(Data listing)
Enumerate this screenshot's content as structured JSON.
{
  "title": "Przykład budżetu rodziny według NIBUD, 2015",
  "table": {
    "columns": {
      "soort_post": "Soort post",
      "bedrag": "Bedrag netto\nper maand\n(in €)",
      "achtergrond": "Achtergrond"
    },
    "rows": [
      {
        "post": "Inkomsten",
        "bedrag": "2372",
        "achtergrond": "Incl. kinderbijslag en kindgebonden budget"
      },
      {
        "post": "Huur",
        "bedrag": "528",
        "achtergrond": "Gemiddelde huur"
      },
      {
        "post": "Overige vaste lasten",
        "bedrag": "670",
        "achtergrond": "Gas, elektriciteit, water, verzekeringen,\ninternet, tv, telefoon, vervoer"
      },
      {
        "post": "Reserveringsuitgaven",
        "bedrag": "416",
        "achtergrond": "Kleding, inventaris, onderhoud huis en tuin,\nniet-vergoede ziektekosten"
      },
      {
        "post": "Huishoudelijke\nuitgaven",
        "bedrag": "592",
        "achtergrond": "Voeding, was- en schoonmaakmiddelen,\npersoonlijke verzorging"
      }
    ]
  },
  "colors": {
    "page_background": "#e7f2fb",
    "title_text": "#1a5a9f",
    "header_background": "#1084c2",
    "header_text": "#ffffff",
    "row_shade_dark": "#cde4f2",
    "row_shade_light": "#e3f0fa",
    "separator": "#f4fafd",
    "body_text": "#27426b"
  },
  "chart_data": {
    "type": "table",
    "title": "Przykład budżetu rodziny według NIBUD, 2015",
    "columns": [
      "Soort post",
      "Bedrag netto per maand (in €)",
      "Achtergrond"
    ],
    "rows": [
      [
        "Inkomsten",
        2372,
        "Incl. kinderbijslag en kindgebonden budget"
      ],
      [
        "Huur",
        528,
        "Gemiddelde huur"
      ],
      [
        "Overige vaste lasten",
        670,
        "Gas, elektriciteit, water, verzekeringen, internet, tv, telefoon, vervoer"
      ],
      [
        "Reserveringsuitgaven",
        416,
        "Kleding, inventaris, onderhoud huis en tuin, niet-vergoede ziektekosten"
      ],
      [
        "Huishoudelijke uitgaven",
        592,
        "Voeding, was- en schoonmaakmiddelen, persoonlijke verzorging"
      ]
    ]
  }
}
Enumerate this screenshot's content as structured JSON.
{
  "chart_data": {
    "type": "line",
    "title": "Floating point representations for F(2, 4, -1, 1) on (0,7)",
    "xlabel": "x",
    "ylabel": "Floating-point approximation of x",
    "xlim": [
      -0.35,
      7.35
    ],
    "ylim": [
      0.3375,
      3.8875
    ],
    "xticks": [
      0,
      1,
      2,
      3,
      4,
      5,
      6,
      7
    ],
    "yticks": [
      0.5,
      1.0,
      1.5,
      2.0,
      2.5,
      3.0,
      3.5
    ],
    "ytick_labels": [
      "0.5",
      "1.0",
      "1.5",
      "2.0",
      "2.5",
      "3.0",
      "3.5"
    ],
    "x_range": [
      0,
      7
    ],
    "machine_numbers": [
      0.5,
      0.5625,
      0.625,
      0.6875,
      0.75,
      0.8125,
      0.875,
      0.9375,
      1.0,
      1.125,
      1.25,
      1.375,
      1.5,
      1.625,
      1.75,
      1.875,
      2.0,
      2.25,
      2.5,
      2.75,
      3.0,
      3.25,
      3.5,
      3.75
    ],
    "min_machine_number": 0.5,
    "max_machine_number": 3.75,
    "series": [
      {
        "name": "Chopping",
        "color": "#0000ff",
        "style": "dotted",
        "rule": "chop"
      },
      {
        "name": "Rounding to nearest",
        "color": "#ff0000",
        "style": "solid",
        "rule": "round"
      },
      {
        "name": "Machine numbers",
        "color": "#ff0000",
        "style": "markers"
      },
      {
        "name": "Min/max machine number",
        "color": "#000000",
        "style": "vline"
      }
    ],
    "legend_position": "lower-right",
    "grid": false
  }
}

* _Exercise objective_:
Find every line that includes the string "Kleding". Report how many there are and nothing else.

* _Output of the exercise_:
2